* DATA SHOWN:
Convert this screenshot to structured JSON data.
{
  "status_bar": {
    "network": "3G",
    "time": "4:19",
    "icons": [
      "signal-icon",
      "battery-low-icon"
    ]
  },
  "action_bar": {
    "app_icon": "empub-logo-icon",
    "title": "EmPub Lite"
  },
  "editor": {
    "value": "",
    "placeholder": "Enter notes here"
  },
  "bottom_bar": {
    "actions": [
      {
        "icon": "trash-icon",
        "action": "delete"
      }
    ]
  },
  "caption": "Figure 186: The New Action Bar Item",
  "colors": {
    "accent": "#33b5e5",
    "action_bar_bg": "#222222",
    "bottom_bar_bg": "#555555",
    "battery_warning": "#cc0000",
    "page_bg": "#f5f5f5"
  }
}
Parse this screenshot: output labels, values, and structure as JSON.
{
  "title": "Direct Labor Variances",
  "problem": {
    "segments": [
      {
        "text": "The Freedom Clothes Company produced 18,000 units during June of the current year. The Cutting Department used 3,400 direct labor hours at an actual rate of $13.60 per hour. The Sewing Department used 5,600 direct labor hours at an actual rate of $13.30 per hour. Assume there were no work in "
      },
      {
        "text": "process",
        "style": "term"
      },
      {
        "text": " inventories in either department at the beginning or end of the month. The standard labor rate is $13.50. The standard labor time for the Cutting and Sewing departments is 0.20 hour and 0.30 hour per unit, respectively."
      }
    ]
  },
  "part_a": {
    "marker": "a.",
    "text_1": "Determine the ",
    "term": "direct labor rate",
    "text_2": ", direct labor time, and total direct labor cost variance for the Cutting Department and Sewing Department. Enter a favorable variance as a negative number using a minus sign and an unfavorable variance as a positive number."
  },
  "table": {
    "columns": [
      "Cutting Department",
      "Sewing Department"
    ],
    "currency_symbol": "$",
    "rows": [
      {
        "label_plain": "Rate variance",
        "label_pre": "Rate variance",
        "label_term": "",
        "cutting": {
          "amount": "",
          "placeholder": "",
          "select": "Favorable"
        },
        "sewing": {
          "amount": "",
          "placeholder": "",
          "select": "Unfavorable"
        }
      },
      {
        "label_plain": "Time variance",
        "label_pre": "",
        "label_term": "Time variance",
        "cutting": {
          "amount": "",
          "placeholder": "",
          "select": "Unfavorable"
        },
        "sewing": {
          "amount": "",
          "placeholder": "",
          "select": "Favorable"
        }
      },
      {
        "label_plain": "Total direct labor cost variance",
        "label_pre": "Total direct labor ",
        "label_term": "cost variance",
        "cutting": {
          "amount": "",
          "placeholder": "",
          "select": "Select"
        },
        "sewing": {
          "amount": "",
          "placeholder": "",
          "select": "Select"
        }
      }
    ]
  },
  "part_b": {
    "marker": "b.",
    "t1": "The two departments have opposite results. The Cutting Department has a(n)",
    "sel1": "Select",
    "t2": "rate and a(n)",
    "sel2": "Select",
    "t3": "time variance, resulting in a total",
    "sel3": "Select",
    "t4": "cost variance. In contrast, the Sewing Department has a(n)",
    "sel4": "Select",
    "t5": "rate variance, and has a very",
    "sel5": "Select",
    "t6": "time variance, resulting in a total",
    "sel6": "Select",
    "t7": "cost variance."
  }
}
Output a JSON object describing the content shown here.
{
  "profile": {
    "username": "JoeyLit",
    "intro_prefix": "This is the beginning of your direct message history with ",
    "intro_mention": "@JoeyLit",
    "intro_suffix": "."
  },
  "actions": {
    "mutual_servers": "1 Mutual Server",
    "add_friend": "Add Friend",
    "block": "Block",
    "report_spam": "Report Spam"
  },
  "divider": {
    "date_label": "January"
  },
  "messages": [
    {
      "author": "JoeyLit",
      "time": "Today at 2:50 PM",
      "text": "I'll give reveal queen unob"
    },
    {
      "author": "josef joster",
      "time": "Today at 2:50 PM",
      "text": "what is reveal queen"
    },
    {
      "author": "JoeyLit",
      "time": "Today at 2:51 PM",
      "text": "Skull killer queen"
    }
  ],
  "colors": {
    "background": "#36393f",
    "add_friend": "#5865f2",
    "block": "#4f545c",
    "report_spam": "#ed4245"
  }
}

* TASK DIRECTIONS: Each line of the material should be echoed exactly.

* OUTPUT:
Convert this screenshot to structured JSON data.
{
  "status_bar": {
    "network": "3G",
    "time": "4:19",
    "icons": [
      "signal-icon",
      "battery-low-icon"
    ]
  },
  "action_bar": {
    "app_icon": "empub-logo-icon",
    "title": "EmPub Lite"
  },
  "editor": {
    "value": "",
    "placeholder": "Enter notes here"
  },
  "bottom_bar": {
    "actions": [
      {
        "icon": "trash-icon",
        "action": "delete"
      }
    ]
  },
  "caption": "Figure 186: The New Action Bar Item",
  "colors": {
    "accent": "#33b5e5",
    "action_bar_bg": "#222222",
    "bottom_bar_bg": "#555555",
    "battery_warning": "#cc0000",
    "page_bg": "#f5f5f5"
  }
}
Parse this screenshot: output labels, values, and structure as JSON.
{
  "title": "Direct Labor Variances",
  "problem": {
    "segments": [
      {
        "text": "The Freedom Clothes Company produced 18,000 units during June of the current year. The Cutting Department used 3,400 direct labor hours at an actual rate of $13.60 per hour. The Sewing Department used 5,600 direct labor hours at an actual rate of $13.30 per hour. Assume there were no work in "
      },
      {
        "text": "process",
        "style": "term"
      },
      {
        "text": " inventories in either department at the beginning or end of the month. The standard labor rate is $13.50. The standard labor time for the Cutting and Sewing departments is 0.20 hour and 0.30 hour per unit, respectively."
      }
    ]
  },
  "part_a": {
    "marker": "a.",
    "text_1": "Determine the ",
    "term": "direct labor rate",
    "text_2": ", direct labor time, and total direct labor cost variance for the Cutting Department and Sewing Department. Enter a favorable variance as a negative number using a minus sign and an unfavorable variance as a positive number."
  },
  "table": {
    "columns": [
      "Cutting Department",
      "Sewing Department"
    ],
    "currency_symbol": "$",
    "rows": [
      {
        "label_plain": "Rate variance",
        "label_pre": "Rate variance",
        "label_term": "",
        "cutting": {
          "amount": "",
          "placeholder": "",
          "select": "Favorable"
        },
        "sewing": {
          "amount": "",
          "placeholder": "",
          "select": "Unfavorable"
        }
      },
      {
        "label_plain": "Time variance",
        "label_pre": "",
        "label_term": "Time variance",
        "cutting": {
          "amount": "",
          "placeholder": "",
          "select": "Unfavorable"
        },
        "sewing": {
          "amount": "",
          "placeholder": "",
          "select": "Favorable"
        }
      },
      {
        "label_plain": "Total direct labor cost variance",
        "label_pre": "Total direct labor ",
        "label_term": "cost variance",
        "cutting": {
          "amount": "",
          "placeholder": "",
          "select": "Select"
        },
        "sewing": {
          "amount": "",
          "placeholder": "",
          "select": "Select"
        }
      }
    ]
  },
  "part_b": {
    "marker": "b.",
    "t1": "The two departments have opposite results. The Cutting Department has a(n)",
    "sel1": "Select",
    "t2": "rate and a(n)",
    "sel2": "Select",
    "t3": "time variance, resulting in a total",
    "sel3": "Select",
    "t4": "cost variance. In contrast, the Sewing Department has a(n)",
    "sel4": "Select",
    "t5": "rate variance, and has a very",
    "sel5": "Select",
    "t6": "time variance, resulting in a total",
    "sel6": "Select",
    "t7": "cost variance."
  }
}
Output a JSON object describing the content shown here.
{
  "profile": {
    "username": "JoeyLit",
    "intro_prefix": "This is the beginning of your direct message history with ",
    "intro_mention": "@JoeyLit",
    "intro_suffix": "."
  },
  "actions": {
    "mutual_servers": "1 Mutual Server",
    "add_friend": "Add Friend",
    "block": "Block",
    "report_spam": "Report Spam"
  },
  "divider": {
    "date_label": "January"
  },
  "messages": [
    {
      "author": "JoeyLit",
      "time": "Today at 2:50 PM",
      "text": "I'll give reveal queen unob"
    },
    {
      "author": "josef joster",
      "time": "Today at 2:50 PM",
      "text": "what is reveal queen"
    },
    {
      "author": "JoeyLit",
      "time": "Today at 2:51 PM",
      "text": "Skull killer queen"
    }
  ],
  "colors": {
    "background": "#36393f",
    "add_friend": "#5865f2",
    "block": "#4f545c",
    "report_spam": "#ed4245"
  }
}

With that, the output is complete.